WRITTEN PROBLEM – Please give the listing again in its entirety, exactly as written.

□ □ □ □ □ □ □

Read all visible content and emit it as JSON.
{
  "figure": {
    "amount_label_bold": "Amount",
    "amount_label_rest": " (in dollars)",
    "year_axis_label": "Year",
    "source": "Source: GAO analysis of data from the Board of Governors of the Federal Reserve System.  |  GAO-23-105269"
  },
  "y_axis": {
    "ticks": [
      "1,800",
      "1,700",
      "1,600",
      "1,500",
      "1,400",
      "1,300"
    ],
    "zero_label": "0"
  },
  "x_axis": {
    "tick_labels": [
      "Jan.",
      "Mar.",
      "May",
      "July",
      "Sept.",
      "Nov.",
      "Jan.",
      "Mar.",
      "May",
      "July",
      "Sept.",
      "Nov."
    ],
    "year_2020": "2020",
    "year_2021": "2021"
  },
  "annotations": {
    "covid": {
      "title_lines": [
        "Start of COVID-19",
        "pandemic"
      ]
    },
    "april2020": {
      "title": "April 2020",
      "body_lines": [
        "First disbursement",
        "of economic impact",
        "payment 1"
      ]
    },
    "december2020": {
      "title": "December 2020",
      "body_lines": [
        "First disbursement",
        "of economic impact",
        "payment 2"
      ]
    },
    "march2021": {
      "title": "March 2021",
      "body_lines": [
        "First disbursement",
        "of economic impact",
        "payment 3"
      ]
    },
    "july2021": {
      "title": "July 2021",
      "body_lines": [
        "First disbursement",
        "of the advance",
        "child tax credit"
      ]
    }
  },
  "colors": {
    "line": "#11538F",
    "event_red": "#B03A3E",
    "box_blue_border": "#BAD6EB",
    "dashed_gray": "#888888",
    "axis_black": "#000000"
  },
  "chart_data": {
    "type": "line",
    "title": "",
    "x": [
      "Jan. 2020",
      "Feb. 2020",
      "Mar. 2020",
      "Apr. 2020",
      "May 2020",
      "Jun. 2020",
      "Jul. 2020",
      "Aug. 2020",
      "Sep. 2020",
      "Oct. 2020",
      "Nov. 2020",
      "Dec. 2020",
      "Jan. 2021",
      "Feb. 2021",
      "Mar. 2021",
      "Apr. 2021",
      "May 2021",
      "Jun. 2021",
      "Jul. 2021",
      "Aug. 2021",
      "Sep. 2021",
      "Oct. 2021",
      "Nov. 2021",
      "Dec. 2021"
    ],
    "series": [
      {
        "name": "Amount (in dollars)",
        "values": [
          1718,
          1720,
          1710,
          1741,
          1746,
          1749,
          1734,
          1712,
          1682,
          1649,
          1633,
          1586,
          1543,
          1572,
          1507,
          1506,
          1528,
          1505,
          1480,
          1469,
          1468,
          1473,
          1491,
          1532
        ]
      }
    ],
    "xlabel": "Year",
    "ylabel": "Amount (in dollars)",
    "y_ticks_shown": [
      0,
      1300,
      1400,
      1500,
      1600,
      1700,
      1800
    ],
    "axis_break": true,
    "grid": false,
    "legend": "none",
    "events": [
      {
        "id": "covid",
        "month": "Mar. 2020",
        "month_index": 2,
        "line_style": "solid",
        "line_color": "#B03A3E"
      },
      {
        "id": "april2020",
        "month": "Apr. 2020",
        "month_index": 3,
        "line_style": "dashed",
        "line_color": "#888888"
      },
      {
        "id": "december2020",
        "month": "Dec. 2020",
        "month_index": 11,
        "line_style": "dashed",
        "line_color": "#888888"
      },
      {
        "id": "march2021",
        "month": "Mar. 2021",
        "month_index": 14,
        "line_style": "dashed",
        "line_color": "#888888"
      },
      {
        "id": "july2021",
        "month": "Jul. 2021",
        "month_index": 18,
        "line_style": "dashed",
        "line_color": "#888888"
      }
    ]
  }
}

□ □ □ □ □ □ □

WORKED ANSWER –
Read all visible content and emit it as JSON.
{
  "figure": {
    "amount_label_bold": "Amount",
    "amount_label_rest": " (in dollars)",
    "year_axis_label": "Year",
    "source": "Source: GAO analysis of data from the Board of Governors of the Federal Reserve System.  |  GAO-23-105269"
  },
  "y_axis": {
    "ticks": [
      "1,800",
      "1,700",
      "1,600",
      "1,500",
      "1,400",
      "1,300"
    ],
    "zero_label": "0"
  },
  "x_axis": {
    "tick_labels": [
      "Jan.",
      "Mar.",
      "May",
      "July",
      "Sept.",
      "Nov.",
      "Jan.",
      "Mar.",
      "May",
      "July",
      "Sept.",
      "Nov."
    ],
    "year_2020": "2020",
    "year_2021": "2021"
  },
  "annotations": {
    "covid": {
      "title_lines": [
        "Start of COVID-19",
        "pandemic"
      ]
    },
    "april2020": {
      "title": "April 2020",
      "body_lines": [
        "First disbursement",
        "of economic impact",
        "payment 1"
      ]
    },
    "december2020": {
      "title": "December 2020",
      "body_lines": [
        "First disbursement",
        "of economic impact",
        "payment 2"
      ]
    },
    "march2021": {
      "title": "March 2021",
      "body_lines": [
        "First disbursement",
        "of economic impact",
        "payment 3"
      ]
    },
    "july2021": {
      "title": "July 2021",
      "body_lines": [
        "First disbursement",
        "of the advance",
        "child tax credit"
      ]
    }
  },
  "colors": {
    "line": "#11538F",
    "event_red": "#B03A3E",
    "box_blue_border": "#BAD6EB",
    "dashed_gray": "#888888",
    "axis_black": "#000000"
  },
  "chart_data": {
    "type": "line",
    "title": "",
    "x": [
      "Jan. 2020",
      "Feb. 2020",
      "Mar. 2020",
      "Apr. 2020",
      "May 2020",
      "Jun. 2020",
      "Jul. 2020",
      "Aug. 2020",
      "Sep. 2020",
      "Oct. 2020",
      "Nov. 2020",
      "Dec. 2020",
      "Jan. 2021",
      "Feb. 2021",
      "Mar. 2021",
      "Apr. 2021",
      "May 2021",
      "Jun. 2021",
      "Jul. 2021",
      "Aug. 2021",
      "Sep. 2021",
      "Oct. 2021",
      "Nov. 2021",
      "Dec. 2021"
    ],
    "series": [
      {
        "name": "Amount (in dollars)",
        "values": [
          1718,
          1720,
          1710,
          1741,
          1746,
          1749,
          1734,
          1712,
          1682,
          1649,
          1633,
          1586,
          1543,
          1572,
          1507,
          1506,
          1528,
          1505,
          1480,
          1469,
          1468,
          1473,
          1491,
          1532
        ]
      }
    ],
    "xlabel": "Year",
    "ylabel": "Amount (in dollars)",
    "y_ticks_shown": [
      0,
      1300,
      1400,
      1500,
      1600,
      1700,
      1800
    ],
    "axis_break": true,
    "grid": false,
    "legend": "none",
    "events": [
      {
        "id": "covid",
        "month": "Mar. 2020",
        "month_index": 2,
        "line_style": "solid",
        "line_color": "#B03A3E"
      },
      {
        "id": "april2020",
        "month": "Apr. 2020",
        "month_index": 3,
        "line_style": "dashed",
        "line_color": "#888888"
      },
      {
        "id": "december2020",
        "month": "Dec. 2020",
        "month_index": 11,
        "line_style": "dashed",
        "line_color": "#888888"
      },
      {
        "id": "march2021",
        "month": "Mar. 2021",
        "month_index": 14,
        "line_style": "dashed",
        "line_color": "#888888"
      },
      {
        "id": "july2021",
        "month": "Jul. 2021",
        "month_index": 18,
        "line_style": "dashed",
        "line_color": "#888888"
      }
    ]
  }
}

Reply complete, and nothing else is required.